(Entries taken from a collection)
┌──

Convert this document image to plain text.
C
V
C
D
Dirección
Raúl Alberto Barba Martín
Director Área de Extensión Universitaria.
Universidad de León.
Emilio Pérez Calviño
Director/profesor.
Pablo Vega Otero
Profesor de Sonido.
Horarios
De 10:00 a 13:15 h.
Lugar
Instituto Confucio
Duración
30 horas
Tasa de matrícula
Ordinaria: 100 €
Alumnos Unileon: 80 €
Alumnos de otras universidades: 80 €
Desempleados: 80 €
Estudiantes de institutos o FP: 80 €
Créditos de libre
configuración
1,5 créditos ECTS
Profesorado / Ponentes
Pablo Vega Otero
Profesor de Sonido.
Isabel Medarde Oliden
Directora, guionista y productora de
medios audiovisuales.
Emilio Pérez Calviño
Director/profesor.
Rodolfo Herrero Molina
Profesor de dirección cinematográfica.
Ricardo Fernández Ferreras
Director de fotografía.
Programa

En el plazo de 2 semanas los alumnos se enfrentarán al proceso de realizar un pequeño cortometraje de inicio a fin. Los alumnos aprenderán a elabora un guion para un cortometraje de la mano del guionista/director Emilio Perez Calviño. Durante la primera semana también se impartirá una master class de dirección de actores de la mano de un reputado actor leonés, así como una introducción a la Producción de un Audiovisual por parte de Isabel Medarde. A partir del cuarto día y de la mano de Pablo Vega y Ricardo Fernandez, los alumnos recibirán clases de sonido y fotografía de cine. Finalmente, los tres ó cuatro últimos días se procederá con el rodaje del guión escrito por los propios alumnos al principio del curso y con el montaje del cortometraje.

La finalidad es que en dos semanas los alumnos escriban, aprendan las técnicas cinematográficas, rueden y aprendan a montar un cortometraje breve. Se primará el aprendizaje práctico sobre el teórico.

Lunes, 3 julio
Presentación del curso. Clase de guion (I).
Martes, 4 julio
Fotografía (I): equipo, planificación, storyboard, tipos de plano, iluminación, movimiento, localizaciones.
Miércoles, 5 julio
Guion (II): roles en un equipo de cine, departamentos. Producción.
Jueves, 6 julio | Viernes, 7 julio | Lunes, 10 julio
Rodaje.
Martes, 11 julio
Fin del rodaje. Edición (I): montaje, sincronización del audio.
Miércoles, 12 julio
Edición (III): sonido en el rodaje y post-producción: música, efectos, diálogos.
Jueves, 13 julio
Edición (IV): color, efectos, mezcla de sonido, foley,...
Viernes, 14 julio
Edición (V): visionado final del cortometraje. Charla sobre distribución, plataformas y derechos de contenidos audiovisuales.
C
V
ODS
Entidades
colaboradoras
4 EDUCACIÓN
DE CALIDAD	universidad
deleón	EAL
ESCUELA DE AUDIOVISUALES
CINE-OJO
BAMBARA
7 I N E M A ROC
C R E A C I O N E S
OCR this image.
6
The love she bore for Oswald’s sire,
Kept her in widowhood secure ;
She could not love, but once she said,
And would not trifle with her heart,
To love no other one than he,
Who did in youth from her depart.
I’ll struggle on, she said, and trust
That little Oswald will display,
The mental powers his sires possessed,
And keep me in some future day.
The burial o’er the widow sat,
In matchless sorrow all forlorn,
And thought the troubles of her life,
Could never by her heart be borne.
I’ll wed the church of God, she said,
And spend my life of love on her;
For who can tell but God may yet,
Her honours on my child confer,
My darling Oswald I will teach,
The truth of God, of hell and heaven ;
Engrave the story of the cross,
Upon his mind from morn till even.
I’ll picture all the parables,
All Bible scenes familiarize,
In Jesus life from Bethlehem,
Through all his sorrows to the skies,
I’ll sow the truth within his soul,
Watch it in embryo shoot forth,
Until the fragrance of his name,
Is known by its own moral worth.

└──

■ **Objective**: Sift the material for lines with the string "life". Copy each one found.

■ **The result**:
And thought the troubles of her life,
And spend my life of love on her;
In Jesus life from Bethlehem,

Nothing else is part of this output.